Data tied to figure images>
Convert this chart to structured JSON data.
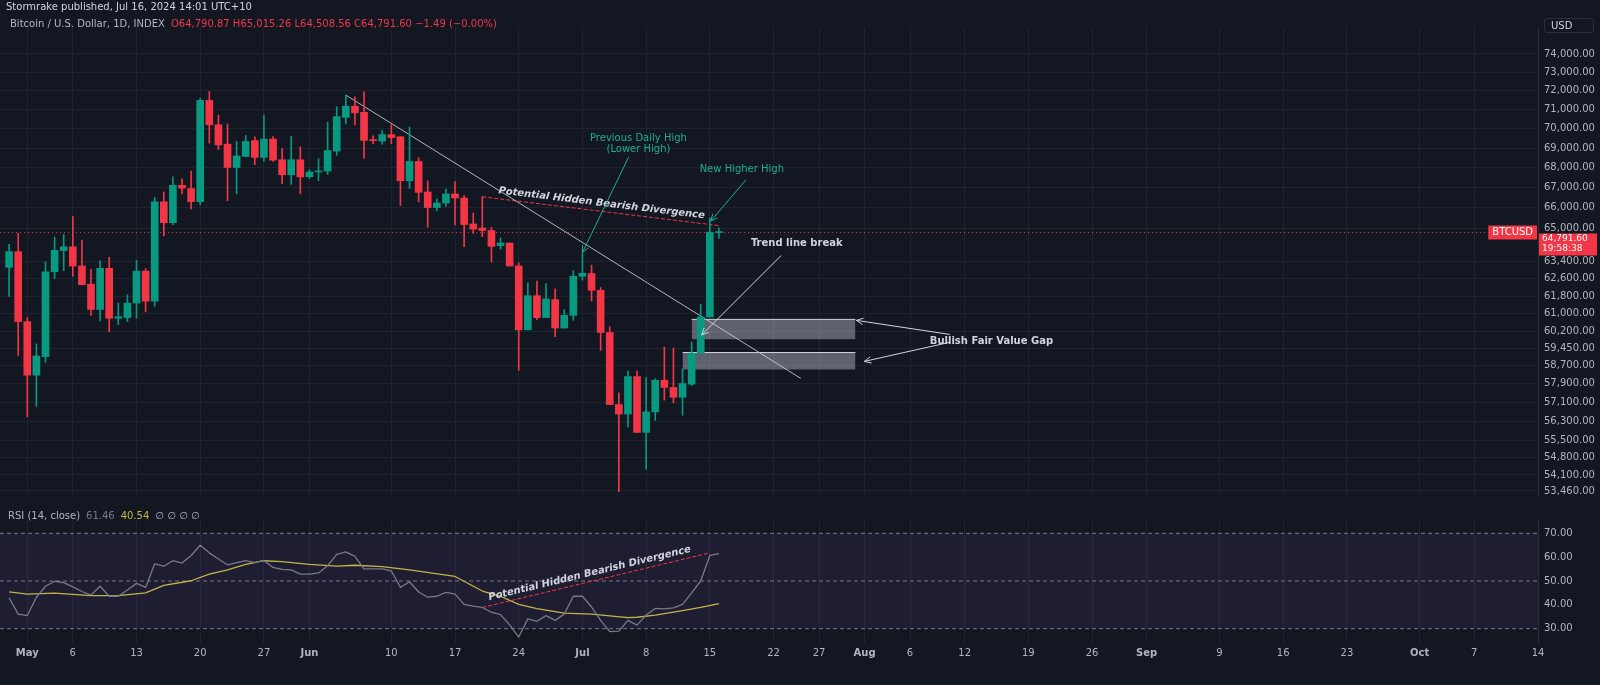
{
  "chart_data": [
    {
      "type": "candlestick",
      "title": "Bitcoin / U.S. Dollar, 1D, INDEX",
      "subtitle": "O64,790.87 H65,015.26 L64,508.56 C64,791.60 −1.49 (−0.00%)",
      "ylabel": "USD",
      "x": [
        "2024-04-29",
        "2024-04-30",
        "2024-05-01",
        "2024-05-02",
        "2024-05-03",
        "2024-05-04",
        "2024-05-05",
        "2024-05-06",
        "2024-05-07",
        "2024-05-08",
        "2024-05-09",
        "2024-05-10",
        "2024-05-11",
        "2024-05-12",
        "2024-05-13",
        "2024-05-14",
        "2024-05-15",
        "2024-05-16",
        "2024-05-17",
        "2024-05-18",
        "2024-05-19",
        "2024-05-20",
        "2024-05-21",
        "2024-05-22",
        "2024-05-23",
        "2024-05-24",
        "2024-05-25",
        "2024-05-26",
        "2024-05-27",
        "2024-05-28",
        "2024-05-29",
        "2024-05-30",
        "2024-05-31",
        "2024-06-01",
        "2024-06-02",
        "2024-06-03",
        "2024-06-04",
        "2024-06-05",
        "2024-06-06",
        "2024-06-07",
        "2024-06-08",
        "2024-06-09",
        "2024-06-10",
        "2024-06-11",
        "2024-06-12",
        "2024-06-13",
        "2024-06-14",
        "2024-06-15",
        "2024-06-16",
        "2024-06-17",
        "2024-06-18",
        "2024-06-19",
        "2024-06-20",
        "2024-06-21",
        "2024-06-22",
        "2024-06-23",
        "2024-06-24",
        "2024-06-25",
        "2024-06-26",
        "2024-06-27",
        "2024-06-28",
        "2024-06-29",
        "2024-06-30",
        "2024-07-01",
        "2024-07-02",
        "2024-07-03",
        "2024-07-04",
        "2024-07-05",
        "2024-07-06",
        "2024-07-07",
        "2024-07-08",
        "2024-07-09",
        "2024-07-10",
        "2024-07-11",
        "2024-07-12",
        "2024-07-13",
        "2024-07-14",
        "2024-07-15",
        "2024-07-16"
      ],
      "ohlc": [
        [
          63140,
          64230,
          61790,
          63880
        ],
        [
          63880,
          64760,
          59130,
          60640
        ],
        [
          60640,
          60820,
          56500,
          58270
        ],
        [
          58270,
          59640,
          56930,
          59110
        ],
        [
          59080,
          63390,
          58830,
          62930
        ],
        [
          62930,
          64580,
          62620,
          63940
        ],
        [
          63930,
          64700,
          62980,
          64110
        ],
        [
          64110,
          65570,
          62720,
          63200
        ],
        [
          63200,
          64430,
          62330,
          62330
        ],
        [
          62350,
          63050,
          60920,
          61190
        ],
        [
          61190,
          63440,
          60670,
          63090
        ],
        [
          63090,
          63610,
          60170,
          60790
        ],
        [
          60790,
          61480,
          60500,
          60860
        ],
        [
          60820,
          61860,
          60640,
          61480
        ],
        [
          61480,
          63470,
          60790,
          62960
        ],
        [
          62960,
          63080,
          61080,
          61570
        ],
        [
          61570,
          66510,
          61340,
          66290
        ],
        [
          66290,
          66780,
          64640,
          65270
        ],
        [
          65270,
          67540,
          65180,
          67110
        ],
        [
          67110,
          67430,
          66680,
          66970
        ],
        [
          66950,
          67820,
          65940,
          66300
        ],
        [
          66300,
          71600,
          66150,
          71490
        ],
        [
          71490,
          71960,
          69250,
          70200
        ],
        [
          70200,
          70710,
          68920,
          69160
        ],
        [
          69200,
          70240,
          66350,
          68010
        ],
        [
          68010,
          69340,
          66690,
          68590
        ],
        [
          68570,
          69650,
          68570,
          69340
        ],
        [
          69380,
          69580,
          68150,
          68520
        ],
        [
          68520,
          70690,
          68320,
          69460
        ],
        [
          69460,
          69590,
          68320,
          68380
        ],
        [
          68400,
          68970,
          67190,
          67640
        ],
        [
          67640,
          69590,
          67160,
          68400
        ],
        [
          68400,
          69060,
          66690,
          67530
        ],
        [
          67540,
          67890,
          67460,
          67780
        ],
        [
          67780,
          68450,
          67340,
          67830
        ],
        [
          67830,
          70340,
          67650,
          68870
        ],
        [
          68840,
          71150,
          68620,
          70630
        ],
        [
          70590,
          71770,
          70250,
          71180
        ],
        [
          71180,
          71680,
          70200,
          70830
        ],
        [
          70860,
          71950,
          68480,
          69390
        ],
        [
          69410,
          69630,
          69220,
          69380
        ],
        [
          69360,
          69910,
          69190,
          69690
        ],
        [
          69690,
          70200,
          69220,
          69540
        ],
        [
          69580,
          69580,
          66110,
          67340
        ],
        [
          67340,
          70080,
          66950,
          68310
        ],
        [
          68310,
          68500,
          66290,
          66760
        ],
        [
          66780,
          67340,
          65050,
          66010
        ],
        [
          66010,
          66430,
          65850,
          66230
        ],
        [
          66230,
          66920,
          66070,
          66680
        ],
        [
          66680,
          67300,
          65160,
          66480
        ],
        [
          66480,
          66600,
          64120,
          65180
        ],
        [
          65210,
          65740,
          64760,
          64960
        ],
        [
          65010,
          66540,
          64590,
          64890
        ],
        [
          64890,
          65050,
          63390,
          64130
        ],
        [
          64170,
          64530,
          64000,
          64290
        ],
        [
          64290,
          64290,
          63200,
          63200
        ],
        [
          63200,
          63350,
          58480,
          60270
        ],
        [
          60270,
          62410,
          60270,
          61820
        ],
        [
          61820,
          62500,
          60730,
          60820
        ],
        [
          60820,
          62380,
          60820,
          61670
        ],
        [
          61640,
          62140,
          59960,
          60350
        ],
        [
          60350,
          61180,
          60350,
          60920
        ],
        [
          60920,
          62980,
          60700,
          62720
        ],
        [
          62720,
          63790,
          62540,
          62860
        ],
        [
          62850,
          63240,
          61580,
          62070
        ],
        [
          62070,
          62200,
          59360,
          60150
        ],
        [
          60150,
          60410,
          57010,
          57010
        ],
        [
          57010,
          57510,
          53430,
          56610
        ],
        [
          56610,
          58450,
          56070,
          58210
        ],
        [
          58210,
          58450,
          55840,
          55840
        ],
        [
          55840,
          58170,
          54330,
          56700
        ],
        [
          56700,
          58120,
          56340,
          58050
        ],
        [
          58050,
          59500,
          57200,
          57740
        ],
        [
          57740,
          59450,
          57080,
          57320
        ],
        [
          57320,
          58550,
          56560,
          57910
        ],
        [
          57880,
          59730,
          57820,
          59230
        ],
        [
          59230,
          61420,
          59230,
          60850
        ],
        [
          60850,
          65500,
          60850,
          64810
        ],
        [
          64790.87,
          65015.26,
          64508.56,
          64791.6
        ]
      ],
      "colors": [
        "#089981",
        "#f23645",
        "#f23645",
        "#089981",
        "#089981",
        "#089981",
        "#089981",
        "#f23645",
        "#f23645",
        "#f23645",
        "#089981",
        "#f23645",
        "#089981",
        "#089981",
        "#089981",
        "#f23645",
        "#089981",
        "#f23645",
        "#089981",
        "#f23645",
        "#f23645",
        "#089981",
        "#f23645",
        "#f23645",
        "#f23645",
        "#089981",
        "#089981",
        "#f23645",
        "#089981",
        "#f23645",
        "#f23645",
        "#089981",
        "#f23645",
        "#089981",
        "#089981",
        "#089981",
        "#089981",
        "#089981",
        "#f23645",
        "#f23645",
        "#f23645",
        "#089981",
        "#f23645",
        "#f23645",
        "#089981",
        "#f23645",
        "#f23645",
        "#089981",
        "#089981",
        "#f23645",
        "#f23645",
        "#f23645",
        "#f23645",
        "#f23645",
        "#089981",
        "#f23645",
        "#f23645",
        "#089981",
        "#f23645",
        "#089981",
        "#f23645",
        "#089981",
        "#089981",
        "#089981",
        "#f23645",
        "#f23645",
        "#f23645",
        "#f23645",
        "#089981",
        "#f23645",
        "#089981",
        "#089981",
        "#f23645",
        "#f23645",
        "#089981",
        "#089981",
        "#089981",
        "#089981",
        "#089981"
      ],
      "series": [
        {
          "type": "line",
          "color": "#b2b5be",
          "x": [
            "2024-06-05",
            "2024-07-25"
          ],
          "values": [
            71770,
            58130
          ]
        },
        {
          "type": "line",
          "line_style": "dashed",
          "color": "#f23645",
          "x": [
            "2024-06-20",
            "2024-07-16"
          ],
          "values": [
            66540,
            65130
          ]
        },
        {
          "type": "line",
          "color": "#d1d4dc",
          "x": [
            "2024-07-13",
            "2024-07-31"
          ],
          "values": [
            60740,
            60740
          ],
          "lower": [
            59850,
            59850
          ],
          "upper": [
            60740,
            60740
          ]
        },
        {
          "type": "line",
          "color": "#d1d4dc",
          "x": [
            "2024-07-12",
            "2024-07-31"
          ],
          "values": [
            59260,
            59260
          ],
          "lower": [
            58520,
            58520
          ],
          "upper": [
            59260,
            59260
          ]
        }
      ],
      "ref_lines": [
        {
          "axis": "y",
          "value": 64791.6,
          "label": "64,791.60\n19:58:38",
          "color": "#f23645",
          "line_style": "dotted"
        }
      ],
      "annotations": [
        "Stormrake published, Jul 16, 2024 14:01 UTC+10",
        {
          "text": "Potential Hidden Bearish Divergence",
          "x": "2024-07-03",
          "y": 65830
        },
        {
          "text": "Previous Daily High\n(Lower High)",
          "x": "2024-07-01",
          "y": 63790
        },
        {
          "text": "New Higher High",
          "x": "2024-07-15",
          "y": 65500
        },
        {
          "text": "Trend line break",
          "x": "2024-07-14",
          "y": 60000
        },
        {
          "text": "Bullish Fair Value Gap",
          "x": "2024-07-31",
          "y": 60740
        },
        {
          "text": "BTCUSD",
          "y": 64791.6
        }
      ],
      "log": true,
      "ylim": [
        53300,
        75500
      ],
      "yticks": [
        {
          "value": 74000,
          "label": "74,000.00"
        },
        {
          "value": 73000,
          "label": "73,000.00"
        },
        {
          "value": 72000,
          "label": "72,000.00"
        },
        {
          "value": 71000,
          "label": "71,000.00"
        },
        {
          "value": 70000,
          "label": "70,000.00"
        },
        {
          "value": 69000,
          "label": "69,000.00"
        },
        {
          "value": 68000,
          "label": "68,000.00"
        },
        {
          "value": 67000,
          "label": "67,000.00"
        },
        {
          "value": 66000,
          "label": "66,000.00"
        },
        {
          "value": 65000,
          "label": "65,000.00"
        },
        {
          "value": 63400,
          "label": "63,400.00"
        },
        {
          "value": 62600,
          "label": "62,600.00"
        },
        {
          "value": 61800,
          "label": "61,800.00"
        },
        {
          "value": 61000,
          "label": "61,000.00"
        },
        {
          "value": 60200,
          "label": "60,200.00"
        },
        {
          "value": 59450,
          "label": "59,450.00"
        },
        {
          "value": 58700,
          "label": "58,700.00"
        },
        {
          "value": 57900,
          "label": "57,900.00"
        },
        {
          "value": 57100,
          "label": "57,100.00"
        },
        {
          "value": 56300,
          "label": "56,300.00"
        },
        {
          "value": 55500,
          "label": "55,500.00"
        },
        {
          "value": 54800,
          "label": "54,800.00"
        },
        {
          "value": 54100,
          "label": "54,100.00"
        },
        {
          "value": 53460,
          "label": "53,460.00"
        }
      ],
      "xlim": [
        "2024-04-28",
        "2024-10-14"
      ],
      "xticks": [
        {
          "value": "2024-05-01",
          "label": null
        },
        {
          "value": "2024-05-06",
          "label": null
        },
        {
          "value": "2024-05-13",
          "label": null
        },
        {
          "value": "2024-05-20",
          "label": null
        },
        {
          "value": "2024-05-27",
          "label": null
        },
        {
          "value": "2024-06-01",
          "label": null
        },
        {
          "value": "2024-06-10",
          "label": null
        },
        {
          "value": "2024-06-17",
          "label": null
        },
        {
          "value": "2024-06-24",
          "label": null
        },
        {
          "value": "2024-07-01",
          "label": null
        },
        {
          "value": "2024-07-08",
          "label": null
        },
        {
          "value": "2024-07-15",
          "label": null
        },
        {
          "value": "2024-07-22",
          "label": null
        },
        {
          "value": "2024-07-27",
          "label": null
        },
        {
          "value": "2024-08-01",
          "label": null
        },
        {
          "value": "2024-08-06",
          "label": null
        },
        {
          "value": "2024-08-12",
          "label": null
        },
        {
          "value": "2024-08-19",
          "label": null
        },
        {
          "value": "2024-08-26",
          "label": null
        },
        {
          "value": "2024-09-01",
          "label": null
        },
        {
          "value": "2024-09-09",
          "label": null
        },
        {
          "value": "2024-09-16",
          "label": null
        },
        {
          "value": "2024-09-23",
          "label": null
        },
        {
          "value": "2024-10-01",
          "label": null
        },
        {
          "value": "2024-10-07",
          "label": null
        },
        {
          "value": "2024-10-14",
          "label": null
        }
      ],
      "tick_labels": "y",
      "grid": true
    },
    {
      "type": "line",
      "legend_title": "RSI (14, close)",
      "legend": "top left",
      "x": [
        "2024-04-29",
        "2024-04-30",
        "2024-05-01",
        "2024-05-02",
        "2024-05-03",
        "2024-05-04",
        "2024-05-05",
        "2024-05-06",
        "2024-05-07",
        "2024-05-08",
        "2024-05-09",
        "2024-05-10",
        "2024-05-11",
        "2024-05-12",
        "2024-05-13",
        "2024-05-14",
        "2024-05-15",
        "2024-05-16",
        "2024-05-17",
        "2024-05-18",
        "2024-05-19",
        "2024-05-20",
        "2024-05-21",
        "2024-05-22",
        "2024-05-23",
        "2024-05-24",
        "2024-05-25",
        "2024-05-26",
        "2024-05-27",
        "2024-05-28",
        "2024-05-29",
        "2024-05-30",
        "2024-05-31",
        "2024-06-01",
        "2024-06-02",
        "2024-06-03",
        "2024-06-04",
        "2024-06-05",
        "2024-06-06",
        "2024-06-07",
        "2024-06-08",
        "2024-06-09",
        "2024-06-10",
        "2024-06-11",
        "2024-06-12",
        "2024-06-13",
        "2024-06-14",
        "2024-06-15",
        "2024-06-16",
        "2024-06-17",
        "2024-06-18",
        "2024-06-19",
        "2024-06-20",
        "2024-06-21",
        "2024-06-22",
        "2024-06-23",
        "2024-06-24",
        "2024-06-25",
        "2024-06-26",
        "2024-06-27",
        "2024-06-28",
        "2024-06-29",
        "2024-06-30",
        "2024-07-01",
        "2024-07-02",
        "2024-07-03",
        "2024-07-04",
        "2024-07-05",
        "2024-07-06",
        "2024-07-07",
        "2024-07-08",
        "2024-07-09",
        "2024-07-10",
        "2024-07-11",
        "2024-07-12",
        "2024-07-13",
        "2024-07-14",
        "2024-07-15",
        "2024-07-16"
      ],
      "series": [
        {
          "name": "61.46",
          "color": "#787b86",
          "values": [
            43.0,
            36.1,
            35.5,
            43.2,
            47.8,
            49.9,
            49.3,
            47.5,
            45.6,
            44.1,
            47.8,
            43.6,
            43.6,
            46.2,
            49.0,
            47.3,
            57.2,
            56.2,
            58.5,
            57.5,
            60.7,
            65.0,
            61.8,
            59.2,
            56.8,
            57.7,
            58.5,
            57.7,
            58.6,
            55.7,
            54.9,
            54.7,
            52.9,
            52.9,
            53.4,
            56.4,
            61.2,
            62.2,
            60.3,
            55.1,
            55.1,
            55.1,
            54.2,
            47.3,
            49.7,
            45.4,
            43.2,
            43.6,
            45.2,
            44.5,
            40.2,
            39.5,
            38.9,
            36.9,
            35.9,
            31.6,
            26.5,
            34.1,
            33.1,
            35.5,
            33.5,
            36.1,
            43.6,
            43.6,
            39.1,
            33.5,
            28.8,
            29.0,
            33.5,
            31.5,
            35.7,
            38.5,
            38.3,
            38.7,
            40.2,
            45.0,
            50.1,
            60.7,
            61.5
          ]
        },
        {
          "name": "40.54",
          "color": "#c2b54a",
          "x": [
            "2024-04-29",
            "2024-05-01",
            "2024-05-04",
            "2024-05-08",
            "2024-05-11",
            "2024-05-14",
            "2024-05-16",
            "2024-05-19",
            "2024-05-21",
            "2024-05-23",
            "2024-05-25",
            "2024-05-27",
            "2024-05-29",
            "2024-06-01",
            "2024-06-04",
            "2024-06-06",
            "2024-06-09",
            "2024-06-12",
            "2024-06-17",
            "2024-06-20",
            "2024-06-22",
            "2024-06-24",
            "2024-06-26",
            "2024-06-29",
            "2024-07-02",
            "2024-07-06",
            "2024-07-07",
            "2024-07-09",
            "2024-07-12",
            "2024-07-14",
            "2024-07-16"
          ],
          "values": [
            45.4,
            44.5,
            44.9,
            43.9,
            43.9,
            45.0,
            48.2,
            50.1,
            52.9,
            54.7,
            57.0,
            58.5,
            58.1,
            57.0,
            56.2,
            56.6,
            56.0,
            54.7,
            51.9,
            45.8,
            43.6,
            40.2,
            38.4,
            36.5,
            36.1,
            34.6,
            34.8,
            35.7,
            37.6,
            38.9,
            40.5
          ]
        },
        {
          "line_style": "dashed",
          "color": "#f23645",
          "x": [
            "2024-06-20",
            "2024-07-15"
          ],
          "values": [
            38.9,
            61.8
          ]
        }
      ],
      "ref_lines": [
        {
          "axis": "y",
          "value": 70,
          "color": "#787b86",
          "line_style": "dashed"
        },
        {
          "axis": "y",
          "value": 50,
          "color": "#787b86",
          "line_style": "dashed"
        },
        {
          "axis": "y",
          "value": 30,
          "color": "#787b86",
          "line_style": "dashed"
        }
      ],
      "bands": [
        {
          "axis": "y",
          "from": 30,
          "to": 70,
          "color": "#7e57c2"
        }
      ],
      "annotations": [
        "∅ ∅ ∅ ∅",
        {
          "text": "Potential Hidden Bearish Divergence",
          "x": "2024-07-02",
          "y": 49.9
        }
      ],
      "ylim": [
        24,
        76
      ],
      "yticks": [
        {
          "value": 70,
          "label": "70.00"
        },
        {
          "value": 60,
          "label": "60.00"
        },
        {
          "value": 50,
          "label": "50.00"
        },
        {
          "value": 40,
          "label": "40.00"
        },
        {
          "value": 30,
          "label": "30.00"
        }
      ],
      "xlim": [
        "2024-04-28",
        "2024-10-14"
      ],
      "xticks": [
        {
          "value": "2024-05-01",
          "label": "May"
        },
        {
          "value": "2024-05-06",
          "label": "6"
        },
        {
          "value": "2024-05-13",
          "label": "13"
        },
        {
          "value": "2024-05-20",
          "label": "20"
        },
        {
          "value": "2024-05-27",
          "label": "27"
        },
        {
          "value": "2024-06-01",
          "label": "Jun"
        },
        {
          "value": "2024-06-10",
          "label": "10"
        },
        {
          "value": "2024-06-17",
          "label": "17"
        },
        {
          "value": "2024-06-24",
          "label": "24"
        },
        {
          "value": "2024-07-01",
          "label": "Jul"
        },
        {
          "value": "2024-07-08",
          "label": "8"
        },
        {
          "value": "2024-07-15",
          "label": "15"
        },
        {
          "value": "2024-07-22",
          "label": "22"
        },
        {
          "value": "2024-07-27",
          "label": "27"
        },
        {
          "value": "2024-08-01",
          "label": "Aug"
        },
        {
          "value": "2024-08-06",
          "label": "6"
        },
        {
          "value": "2024-08-12",
          "label": "12"
        },
        {
          "value": "2024-08-19",
          "label": "19"
        },
        {
          "value": "2024-08-26",
          "label": "26"
        },
        {
          "value": "2024-09-01",
          "label": "Sep"
        },
        {
          "value": "2024-09-09",
          "label": "9"
        },
        {
          "value": "2024-09-16",
          "label": "16"
        },
        {
          "value": "2024-09-23",
          "label": "23"
        },
        {
          "value": "2024-10-01",
          "label": "Oct"
        },
        {
          "value": "2024-10-07",
          "label": "7"
        },
        {
          "value": "2024-10-14",
          "label": "14"
        }
      ],
      "grid": "x"
    }
  ]
}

The problem> Copy each line of the listing that includes "High".

Complete answer>
          "text": "Previous Daily High\n(Lower High)",
          "text": "New Higher High",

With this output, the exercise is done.